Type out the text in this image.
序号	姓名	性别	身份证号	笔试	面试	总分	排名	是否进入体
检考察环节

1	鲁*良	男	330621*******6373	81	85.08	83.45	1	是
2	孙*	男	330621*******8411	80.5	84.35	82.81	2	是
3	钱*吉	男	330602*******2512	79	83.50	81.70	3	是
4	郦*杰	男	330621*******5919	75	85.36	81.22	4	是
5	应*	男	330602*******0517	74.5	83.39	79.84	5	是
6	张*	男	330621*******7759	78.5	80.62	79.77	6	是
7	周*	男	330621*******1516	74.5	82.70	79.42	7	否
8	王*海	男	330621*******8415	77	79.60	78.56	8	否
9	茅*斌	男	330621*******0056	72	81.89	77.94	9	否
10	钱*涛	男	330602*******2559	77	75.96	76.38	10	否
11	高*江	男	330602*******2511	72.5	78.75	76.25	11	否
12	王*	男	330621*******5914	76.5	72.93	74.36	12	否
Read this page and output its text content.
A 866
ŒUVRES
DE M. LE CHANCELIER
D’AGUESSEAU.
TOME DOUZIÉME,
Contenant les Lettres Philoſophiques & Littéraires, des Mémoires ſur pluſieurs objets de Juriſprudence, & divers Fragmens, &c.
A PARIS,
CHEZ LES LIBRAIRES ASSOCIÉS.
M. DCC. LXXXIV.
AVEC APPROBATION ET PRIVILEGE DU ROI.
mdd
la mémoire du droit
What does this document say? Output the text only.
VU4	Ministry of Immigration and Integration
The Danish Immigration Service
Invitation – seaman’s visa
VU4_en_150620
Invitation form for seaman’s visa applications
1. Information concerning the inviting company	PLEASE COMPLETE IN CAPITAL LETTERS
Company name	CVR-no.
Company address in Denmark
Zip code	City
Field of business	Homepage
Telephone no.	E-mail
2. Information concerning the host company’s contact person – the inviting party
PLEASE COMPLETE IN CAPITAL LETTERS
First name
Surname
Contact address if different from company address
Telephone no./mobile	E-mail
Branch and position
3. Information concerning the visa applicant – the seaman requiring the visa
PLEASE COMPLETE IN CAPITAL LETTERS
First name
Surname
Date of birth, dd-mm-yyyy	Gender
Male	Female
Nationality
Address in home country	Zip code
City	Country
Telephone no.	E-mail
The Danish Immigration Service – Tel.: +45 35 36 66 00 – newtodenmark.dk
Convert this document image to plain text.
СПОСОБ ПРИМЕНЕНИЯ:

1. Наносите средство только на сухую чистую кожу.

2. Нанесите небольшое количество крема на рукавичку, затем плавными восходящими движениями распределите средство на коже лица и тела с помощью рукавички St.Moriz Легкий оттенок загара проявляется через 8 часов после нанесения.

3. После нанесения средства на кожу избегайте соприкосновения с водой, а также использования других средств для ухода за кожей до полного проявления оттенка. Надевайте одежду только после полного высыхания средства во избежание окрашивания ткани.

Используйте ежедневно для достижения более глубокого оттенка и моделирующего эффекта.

Problem to work on:
The whole listing above needs to be written out again exactly.

Exercise answer:
Type out the text in this image.
序号	姓名	性别	身份证号	笔试	面试	总分	排名	是否进入体
检考察环节

1	鲁*良	男	330621*******6373	81	85.08	83.45	1	是
2	孙*	男	330621*******8411	80.5	84.35	82.81	2	是
3	钱*吉	男	330602*******2512	79	83.50	81.70	3	是
4	郦*杰	男	330621*******5919	75	85.36	81.22	4	是
5	应*	男	330602*******0517	74.5	83.39	79.84	5	是
6	张*	男	330621*******7759	78.5	80.62	79.77	6	是
7	周*	男	330621*******1516	74.5	82.70	79.42	7	否
8	王*海	男	330621*******8415	77	79.60	78.56	8	否
9	茅*斌	男	330621*******0056	72	81.89	77.94	9	否
10	钱*涛	男	330602*******2559	77	75.96	76.38	10	否
11	高*江	男	330602*******2511	72.5	78.75	76.25	11	否
12	王*	男	330621*******5914	76.5	72.93	74.36	12	否
Read this page and output its text content.
A 866
ŒUVRES
DE M. LE CHANCELIER
D’AGUESSEAU.
TOME DOUZIÉME,
Contenant les Lettres Philoſophiques & Littéraires, des Mémoires ſur pluſieurs objets de Juriſprudence, & divers Fragmens, &c.
A PARIS,
CHEZ LES LIBRAIRES ASSOCIÉS.
M. DCC. LXXXIV.
AVEC APPROBATION ET PRIVILEGE DU ROI.
mdd
la mémoire du droit
What does this document say? Output the text only.
VU4	Ministry of Immigration and Integration
The Danish Immigration Service
Invitation – seaman’s visa
VU4_en_150620
Invitation form for seaman’s visa applications
1. Information concerning the inviting company	PLEASE COMPLETE IN CAPITAL LETTERS
Company name	CVR-no.
Company address in Denmark
Zip code	City
Field of business	Homepage
Telephone no.	E-mail
2. Information concerning the host company’s contact person – the inviting party
PLEASE COMPLETE IN CAPITAL LETTERS
First name
Surname
Contact address if different from company address
Telephone no./mobile	E-mail
Branch and position
3. Information concerning the visa applicant – the seaman requiring the visa
PLEASE COMPLETE IN CAPITAL LETTERS
First name
Surname
Date of birth, dd-mm-yyyy	Gender
Male	Female
Nationality
Address in home country	Zip code
City	Country
Telephone no.	E-mail
The Danish Immigration Service – Tel.: +45 35 36 66 00 – newtodenmark.dk
Convert this document image to plain text.
СПОСОБ ПРИМЕНЕНИЯ:

1. Наносите средство только на сухую чистую кожу.

2. Нанесите небольшое количество крема на рукавичку, затем плавными восходящими движениями распределите средство на коже лица и тела с помощью рукавички St.Moriz Легкий оттенок загара проявляется через 8 часов после нанесения.

3. После нанесения средства на кожу избегайте соприкосновения с водой, а также использования других средств для ухода за кожей до полного проявления оттенка. Надевайте одежду только после полного высыхания средства во избежание окрашивания ткани.

Используйте ежедневно для достижения более глубокого оттенка и моделирующего эффекта.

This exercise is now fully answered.